▶ _Exercise objective_:
Exactly as they appear, output all of the records. Skip any images.

───── Raw records

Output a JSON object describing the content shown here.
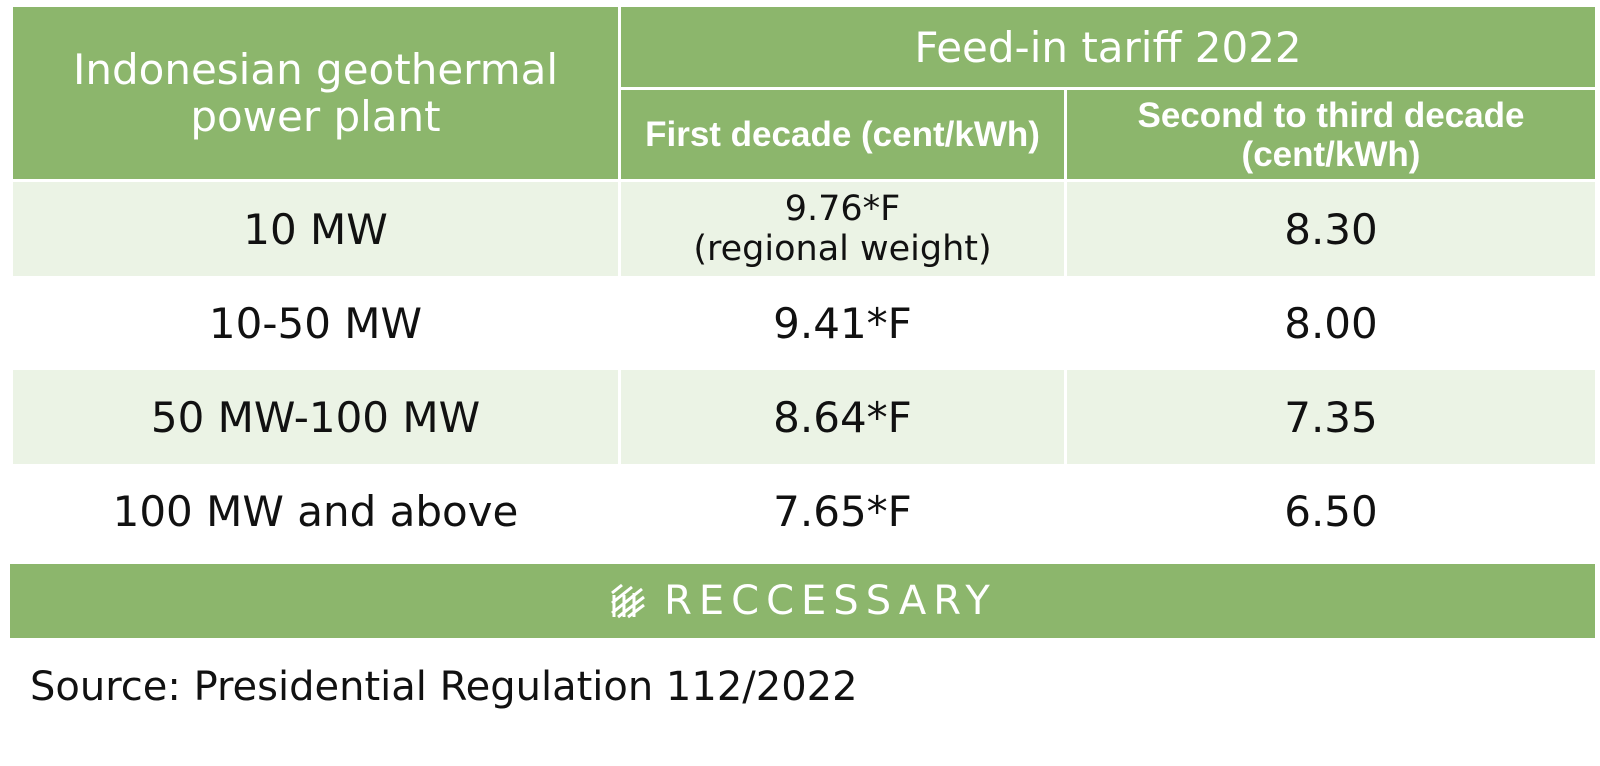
{
  "table": {
    "corner_header": "Indonesian geothermal power plant",
    "group_header": "Feed-in tariff 2022",
    "col_first": "First decade (cent/kWh)",
    "col_second_line1": "Second to third decade",
    "col_second_line2": "(cent/kWh)",
    "rows": [
      {
        "capacity": "10 MW",
        "first": "9.76*F",
        "first_note": "(regional weight)",
        "second": "8.30"
      },
      {
        "capacity": "10-50 MW",
        "first": "9.41*F",
        "first_note": "",
        "second": "8.00"
      },
      {
        "capacity": "50 MW-100 MW",
        "first": "8.64*F",
        "first_note": "",
        "second": "7.35"
      },
      {
        "capacity": "100 MW and above",
        "first": "7.65*F",
        "first_note": "",
        "second": "6.50"
      }
    ]
  },
  "brand": {
    "name": "RECCESSARY",
    "logo_icon": "reccessary-logo-icon"
  },
  "source": "Source: Presidential Regulation 112/2022",
  "colors": {
    "header_green": "#8cb66c",
    "band_light_green": "#ebf3e5",
    "text": "#111111"
  }
}
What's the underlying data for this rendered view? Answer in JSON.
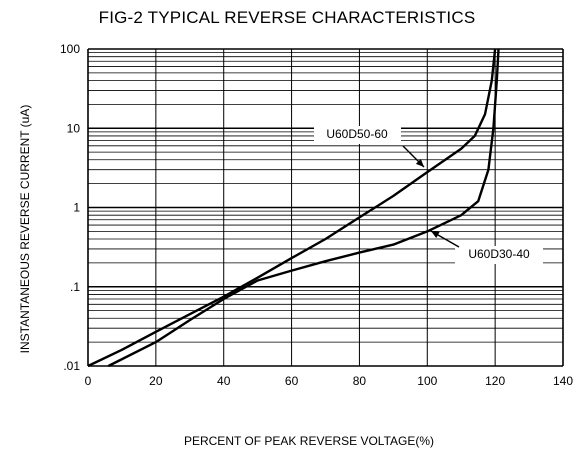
{
  "chart_data": {
    "type": "line",
    "title": "FIG-2 TYPICAL REVERSE CHARACTERISTICS",
    "xlabel": "PERCENT OF PEAK REVERSE VOLTAGE(%)",
    "ylabel": "INSTANTANEOUS REVERSE CURRENT (uA)",
    "x_scale": "linear",
    "y_scale": "log",
    "xlim": [
      0,
      140
    ],
    "ylim": [
      0.01,
      100
    ],
    "x_ticks": [
      0,
      20,
      40,
      60,
      80,
      100,
      120,
      140
    ],
    "y_ticks": [
      {
        "value": 0.01,
        "label": ".01"
      },
      {
        "value": 0.1,
        "label": ".1"
      },
      {
        "value": 1,
        "label": "1"
      },
      {
        "value": 10,
        "label": "10"
      },
      {
        "value": 100,
        "label": "100"
      }
    ],
    "grid": true,
    "series": [
      {
        "name": "U60D50-60",
        "x": [
          0,
          10,
          20,
          30,
          40,
          50,
          60,
          70,
          80,
          90,
          100,
          110,
          114,
          117,
          119,
          120
        ],
        "y": [
          0.01,
          0.016,
          0.027,
          0.045,
          0.075,
          0.13,
          0.23,
          0.4,
          0.75,
          1.4,
          2.8,
          5.5,
          8,
          15,
          40,
          100
        ]
      },
      {
        "name": "U60D30-40",
        "x": [
          6,
          20,
          30,
          40,
          50,
          60,
          70,
          80,
          90,
          100,
          110,
          115,
          118,
          119.5,
          120.5,
          121
        ],
        "y": [
          0.01,
          0.02,
          0.038,
          0.07,
          0.12,
          0.16,
          0.21,
          0.27,
          0.34,
          0.5,
          0.8,
          1.2,
          3,
          10,
          40,
          100
        ]
      }
    ]
  }
}
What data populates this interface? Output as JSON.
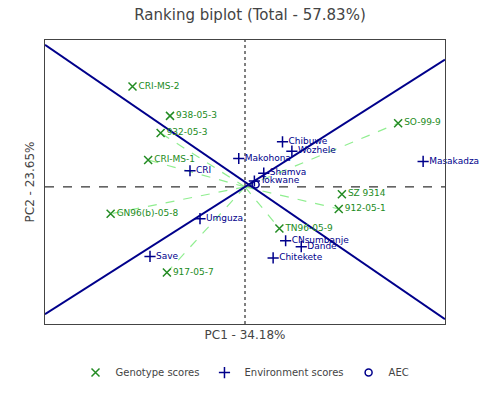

──────────

▶ _Finished exercise_:
Output a JSON object describing the content shown here.
{
  "table": {
    "corner_header": "Indonesian geothermal power plant",
    "group_header": "Feed-in tariff 2022",
    "col_first": "First decade (cent/kWh)",
    "col_second_line1": "Second to third decade",
    "col_second_line2": "(cent/kWh)",
    "rows": [
      {
        "capacity": "10 MW",
        "first": "9.76*F",
        "first_note": "(regional weight)",
        "second": "8.30"
      },
      {
        "capacity": "10-50 MW",
        "first": "9.41*F",
        "first_note": "",
        "second": "8.00"
      },
      {
        "capacity": "50 MW-100 MW",
        "first": "8.64*F",
        "first_note": "",
        "second": "7.35"
      },
      {
        "capacity": "100 MW and above",
        "first": "7.65*F",
        "first_note": "",
        "second": "6.50"
      }
    ]
  },
  "brand": {
    "name": "RECCESSARY",
    "logo_icon": "reccessary-logo-icon"
  },
  "source": "Source: Presidential Regulation 112/2022",
  "colors": {
    "header_green": "#8cb66c",
    "band_light_green": "#ebf3e5",
    "text": "#111111"
  }
}
What's the underlying data for this rendered view? Answer in JSON.
{
  "chart_data": {
    "type": "line",
    "title": "FIG-2 TYPICAL REVERSE CHARACTERISTICS",
    "xlabel": "PERCENT OF PEAK REVERSE VOLTAGE(%)",
    "ylabel": "INSTANTANEOUS REVERSE CURRENT (uA)",
    "x_scale": "linear",
    "y_scale": "log",
    "xlim": [
      0,
      140
    ],
    "ylim": [
      0.01,
      100
    ],
    "x_ticks": [
      0,
      20,
      40,
      60,
      80,
      100,
      120,
      140
    ],
    "y_ticks": [
      {
        "value": 0.01,
        "label": ".01"
      },
      {
        "value": 0.1,
        "label": ".1"
      },
      {
        "value": 1,
        "label": "1"
      },
      {
        "value": 10,
        "label": "10"
      },
      {
        "value": 100,
        "label": "100"
      }
    ],
    "grid": true,
    "series": [
      {
        "name": "U60D50-60",
        "x": [
          0,
          10,
          20,
          30,
          40,
          50,
          60,
          70,
          80,
          90,
          100,
          110,
          114,
          117,
          119,
          120
        ],
        "y": [
          0.01,
          0.016,
          0.027,
          0.045,
          0.075,
          0.13,
          0.23,
          0.4,
          0.75,
          1.4,
          2.8,
          5.5,
          8,
          15,
          40,
          100
        ]
      },
      {
        "name": "U60D30-40",
        "x": [
          6,
          20,
          30,
          40,
          50,
          60,
          70,
          80,
          90,
          100,
          110,
          115,
          118,
          119.5,
          120.5,
          121
        ],
        "y": [
          0.01,
          0.02,
          0.038,
          0.07,
          0.12,
          0.16,
          0.21,
          0.27,
          0.34,
          0.5,
          0.8,
          1.2,
          3,
          10,
          40,
          100
        ]
      }
    ]
  }
}
What data populates this interface? Output as JSON.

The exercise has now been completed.